§ Given entries:
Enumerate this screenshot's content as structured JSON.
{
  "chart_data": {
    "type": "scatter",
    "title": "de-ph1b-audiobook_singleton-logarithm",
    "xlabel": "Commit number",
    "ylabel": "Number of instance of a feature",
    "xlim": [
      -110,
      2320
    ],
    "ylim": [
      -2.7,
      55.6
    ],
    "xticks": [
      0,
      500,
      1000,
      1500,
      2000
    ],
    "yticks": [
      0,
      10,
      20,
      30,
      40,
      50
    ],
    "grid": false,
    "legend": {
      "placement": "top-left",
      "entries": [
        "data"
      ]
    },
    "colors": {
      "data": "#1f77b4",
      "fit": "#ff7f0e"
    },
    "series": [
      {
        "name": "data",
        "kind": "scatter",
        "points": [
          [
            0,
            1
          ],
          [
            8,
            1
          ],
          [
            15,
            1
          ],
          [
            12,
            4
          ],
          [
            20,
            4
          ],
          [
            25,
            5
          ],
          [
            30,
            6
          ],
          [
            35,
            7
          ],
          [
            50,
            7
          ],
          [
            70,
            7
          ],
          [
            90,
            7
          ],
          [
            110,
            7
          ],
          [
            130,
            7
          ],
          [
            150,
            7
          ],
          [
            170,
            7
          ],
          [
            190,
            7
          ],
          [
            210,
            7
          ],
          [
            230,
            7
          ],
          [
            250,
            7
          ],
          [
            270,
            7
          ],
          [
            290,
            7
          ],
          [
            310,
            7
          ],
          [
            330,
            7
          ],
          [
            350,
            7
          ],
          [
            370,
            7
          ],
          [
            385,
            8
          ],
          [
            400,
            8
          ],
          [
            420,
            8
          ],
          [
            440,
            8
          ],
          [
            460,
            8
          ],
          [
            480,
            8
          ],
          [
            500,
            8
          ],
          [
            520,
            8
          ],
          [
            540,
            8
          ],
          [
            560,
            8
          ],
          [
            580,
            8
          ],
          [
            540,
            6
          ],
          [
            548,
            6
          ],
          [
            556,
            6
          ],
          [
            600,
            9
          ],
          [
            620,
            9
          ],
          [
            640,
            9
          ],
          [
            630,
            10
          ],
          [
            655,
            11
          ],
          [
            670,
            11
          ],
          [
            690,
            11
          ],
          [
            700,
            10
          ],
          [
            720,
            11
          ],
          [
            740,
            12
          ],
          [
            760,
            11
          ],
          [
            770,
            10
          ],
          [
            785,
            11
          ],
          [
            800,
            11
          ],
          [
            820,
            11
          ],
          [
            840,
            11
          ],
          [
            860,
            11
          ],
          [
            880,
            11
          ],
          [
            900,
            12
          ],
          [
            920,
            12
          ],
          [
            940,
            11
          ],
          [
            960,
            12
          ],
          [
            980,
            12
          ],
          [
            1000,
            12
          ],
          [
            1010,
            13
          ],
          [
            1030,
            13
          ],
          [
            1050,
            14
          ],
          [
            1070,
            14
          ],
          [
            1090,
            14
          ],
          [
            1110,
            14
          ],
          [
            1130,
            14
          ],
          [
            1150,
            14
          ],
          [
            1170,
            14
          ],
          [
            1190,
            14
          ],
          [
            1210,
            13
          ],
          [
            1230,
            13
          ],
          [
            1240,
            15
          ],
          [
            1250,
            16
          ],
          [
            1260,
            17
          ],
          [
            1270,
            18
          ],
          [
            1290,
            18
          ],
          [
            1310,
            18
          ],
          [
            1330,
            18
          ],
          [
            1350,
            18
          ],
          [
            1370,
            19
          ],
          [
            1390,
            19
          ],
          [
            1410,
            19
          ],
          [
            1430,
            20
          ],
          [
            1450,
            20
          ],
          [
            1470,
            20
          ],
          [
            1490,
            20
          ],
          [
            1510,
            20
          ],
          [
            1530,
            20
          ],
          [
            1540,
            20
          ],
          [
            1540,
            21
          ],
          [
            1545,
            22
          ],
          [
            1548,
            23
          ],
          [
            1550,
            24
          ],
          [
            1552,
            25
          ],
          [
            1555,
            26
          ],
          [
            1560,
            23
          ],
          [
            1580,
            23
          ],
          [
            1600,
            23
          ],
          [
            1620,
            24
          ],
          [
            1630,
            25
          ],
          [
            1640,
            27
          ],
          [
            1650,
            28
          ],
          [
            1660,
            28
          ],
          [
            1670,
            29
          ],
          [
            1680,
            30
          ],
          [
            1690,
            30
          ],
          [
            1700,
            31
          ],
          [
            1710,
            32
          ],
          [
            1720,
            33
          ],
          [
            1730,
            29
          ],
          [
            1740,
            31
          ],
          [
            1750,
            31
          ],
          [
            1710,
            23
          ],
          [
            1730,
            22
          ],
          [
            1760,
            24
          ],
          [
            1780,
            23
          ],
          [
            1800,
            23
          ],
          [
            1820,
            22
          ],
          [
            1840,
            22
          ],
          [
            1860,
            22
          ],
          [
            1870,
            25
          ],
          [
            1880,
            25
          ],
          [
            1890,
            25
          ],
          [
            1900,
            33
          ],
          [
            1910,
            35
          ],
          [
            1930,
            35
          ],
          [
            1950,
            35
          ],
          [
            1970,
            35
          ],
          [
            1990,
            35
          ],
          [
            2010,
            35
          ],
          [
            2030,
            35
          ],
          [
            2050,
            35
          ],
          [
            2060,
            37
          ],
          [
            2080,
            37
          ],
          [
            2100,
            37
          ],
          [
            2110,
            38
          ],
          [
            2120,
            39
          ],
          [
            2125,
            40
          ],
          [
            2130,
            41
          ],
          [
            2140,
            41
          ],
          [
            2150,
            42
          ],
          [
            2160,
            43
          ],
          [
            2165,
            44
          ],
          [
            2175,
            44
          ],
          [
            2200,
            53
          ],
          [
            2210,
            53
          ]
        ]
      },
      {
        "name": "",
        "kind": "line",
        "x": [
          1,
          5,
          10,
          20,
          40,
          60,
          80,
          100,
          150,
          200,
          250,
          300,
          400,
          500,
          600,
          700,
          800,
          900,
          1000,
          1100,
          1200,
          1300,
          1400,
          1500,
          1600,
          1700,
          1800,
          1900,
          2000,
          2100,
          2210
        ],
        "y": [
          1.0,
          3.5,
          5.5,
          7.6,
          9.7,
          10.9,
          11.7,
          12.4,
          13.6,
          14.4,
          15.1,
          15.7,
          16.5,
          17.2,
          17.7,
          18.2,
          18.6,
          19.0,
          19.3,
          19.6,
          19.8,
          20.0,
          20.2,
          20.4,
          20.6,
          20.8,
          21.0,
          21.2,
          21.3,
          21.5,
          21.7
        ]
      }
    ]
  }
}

§ Aim:
Return the entries above exactly, each one complete.

§ Response to this task:
Enumerate this screenshot's content as structured JSON.
{
  "chart_data": {
    "type": "scatter",
    "title": "de-ph1b-audiobook_singleton-logarithm",
    "xlabel": "Commit number",
    "ylabel": "Number of instance of a feature",
    "xlim": [
      -110,
      2320
    ],
    "ylim": [
      -2.7,
      55.6
    ],
    "xticks": [
      0,
      500,
      1000,
      1500,
      2000
    ],
    "yticks": [
      0,
      10,
      20,
      30,
      40,
      50
    ],
    "grid": false,
    "legend": {
      "placement": "top-left",
      "entries": [
        "data"
      ]
    },
    "colors": {
      "data": "#1f77b4",
      "fit": "#ff7f0e"
    },
    "series": [
      {
        "name": "data",
        "kind": "scatter",
        "points": [
          [
            0,
            1
          ],
          [
            8,
            1
          ],
          [
            15,
            1
          ],
          [
            12,
            4
          ],
          [
            20,
            4
          ],
          [
            25,
            5
          ],
          [
            30,
            6
          ],
          [
            35,
            7
          ],
          [
            50,
            7
          ],
          [
            70,
            7
          ],
          [
            90,
            7
          ],
          [
            110,
            7
          ],
          [
            130,
            7
          ],
          [
            150,
            7
          ],
          [
            170,
            7
          ],
          [
            190,
            7
          ],
          [
            210,
            7
          ],
          [
            230,
            7
          ],
          [
            250,
            7
          ],
          [
            270,
            7
          ],
          [
            290,
            7
          ],
          [
            310,
            7
          ],
          [
            330,
            7
          ],
          [
            350,
            7
          ],
          [
            370,
            7
          ],
          [
            385,
            8
          ],
          [
            400,
            8
          ],
          [
            420,
            8
          ],
          [
            440,
            8
          ],
          [
            460,
            8
          ],
          [
            480,
            8
          ],
          [
            500,
            8
          ],
          [
            520,
            8
          ],
          [
            540,
            8
          ],
          [
            560,
            8
          ],
          [
            580,
            8
          ],
          [
            540,
            6
          ],
          [
            548,
            6
          ],
          [
            556,
            6
          ],
          [
            600,
            9
          ],
          [
            620,
            9
          ],
          [
            640,
            9
          ],
          [
            630,
            10
          ],
          [
            655,
            11
          ],
          [
            670,
            11
          ],
          [
            690,
            11
          ],
          [
            700,
            10
          ],
          [
            720,
            11
          ],
          [
            740,
            12
          ],
          [
            760,
            11
          ],
          [
            770,
            10
          ],
          [
            785,
            11
          ],
          [
            800,
            11
          ],
          [
            820,
            11
          ],
          [
            840,
            11
          ],
          [
            860,
            11
          ],
          [
            880,
            11
          ],
          [
            900,
            12
          ],
          [
            920,
            12
          ],
          [
            940,
            11
          ],
          [
            960,
            12
          ],
          [
            980,
            12
          ],
          [
            1000,
            12
          ],
          [
            1010,
            13
          ],
          [
            1030,
            13
          ],
          [
            1050,
            14
          ],
          [
            1070,
            14
          ],
          [
            1090,
            14
          ],
          [
            1110,
            14
          ],
          [
            1130,
            14
          ],
          [
            1150,
            14
          ],
          [
            1170,
            14
          ],
          [
            1190,
            14
          ],
          [
            1210,
            13
          ],
          [
            1230,
            13
          ],
          [
            1240,
            15
          ],
          [
            1250,
            16
          ],
          [
            1260,
            17
          ],
          [
            1270,
            18
          ],
          [
            1290,
            18
          ],
          [
            1310,
            18
          ],
          [
            1330,
            18
          ],
          [
            1350,
            18
          ],
          [
            1370,
            19
          ],
          [
            1390,
            19
          ],
          [
            1410,
            19
          ],
          [
            1430,
            20
          ],
          [
            1450,
            20
          ],
          [
            1470,
            20
          ],
          [
            1490,
            20
          ],
          [
            1510,
            20
          ],
          [
            1530,
            20
          ],
          [
            1540,
            20
          ],
          [
            1540,
            21
          ],
          [
            1545,
            22
          ],
          [
            1548,
            23
          ],
          [
            1550,
            24
          ],
          [
            1552,
            25
          ],
          [
            1555,
            26
          ],
          [
            1560,
            23
          ],
          [
            1580,
            23
          ],
          [
            1600,
            23
          ],
          [
            1620,
            24
          ],
          [
            1630,
            25
          ],
          [
            1640,
            27
          ],
          [
            1650,
            28
          ],
          [
            1660,
            28
          ],
          [
            1670,
            29
          ],
          [
            1680,
            30
          ],
          [
            1690,
            30
          ],
          [
            1700,
            31
          ],
          [
            1710,
            32
          ],
          [
            1720,
            33
          ],
          [
            1730,
            29
          ],
          [
            1740,
            31
          ],
          [
            1750,
            31
          ],
          [
            1710,
            23
          ],
          [
            1730,
            22
          ],
          [
            1760,
            24
          ],
          [
            1780,
            23
          ],
          [
            1800,
            23
          ],
          [
            1820,
            22
          ],
          [
            1840,
            22
          ],
          [
            1860,
            22
          ],
          [
            1870,
            25
          ],
          [
            1880,
            25
          ],
          [
            1890,
            25
          ],
          [
            1900,
            33
          ],
          [
            1910,
            35
          ],
          [
            1930,
            35
          ],
          [
            1950,
            35
          ],
          [
            1970,
            35
          ],
          [
            1990,
            35
          ],
          [
            2010,
            35
          ],
          [
            2030,
            35
          ],
          [
            2050,
            35
          ],
          [
            2060,
            37
          ],
          [
            2080,
            37
          ],
          [
            2100,
            37
          ],
          [
            2110,
            38
          ],
          [
            2120,
            39
          ],
          [
            2125,
            40
          ],
          [
            2130,
            41
          ],
          [
            2140,
            41
          ],
          [
            2150,
            42
          ],
          [
            2160,
            43
          ],
          [
            2165,
            44
          ],
          [
            2175,
            44
          ],
          [
            2200,
            53
          ],
          [
            2210,
            53
          ]
        ]
      },
      {
        "name": "",
        "kind": "line",
        "x": [
          1,
          5,
          10,
          20,
          40,
          60,
          80,
          100,
          150,
          200,
          250,
          300,
          400,
          500,
          600,
          700,
          800,
          900,
          1000,
          1100,
          1200,
          1300,
          1400,
          1500,
          1600,
          1700,
          1800,
          1900,
          2000,
          2100,
          2210
        ],
        "y": [
          1.0,
          3.5,
          5.5,
          7.6,
          9.7,
          10.9,
          11.7,
          12.4,
          13.6,
          14.4,
          15.1,
          15.7,
          16.5,
          17.2,
          17.7,
          18.2,
          18.6,
          19.0,
          19.3,
          19.6,
          19.8,
          20.0,
          20.2,
          20.4,
          20.6,
          20.8,
          21.0,
          21.2,
          21.3,
          21.5,
          21.7
        ]
      }
    ]
  }
}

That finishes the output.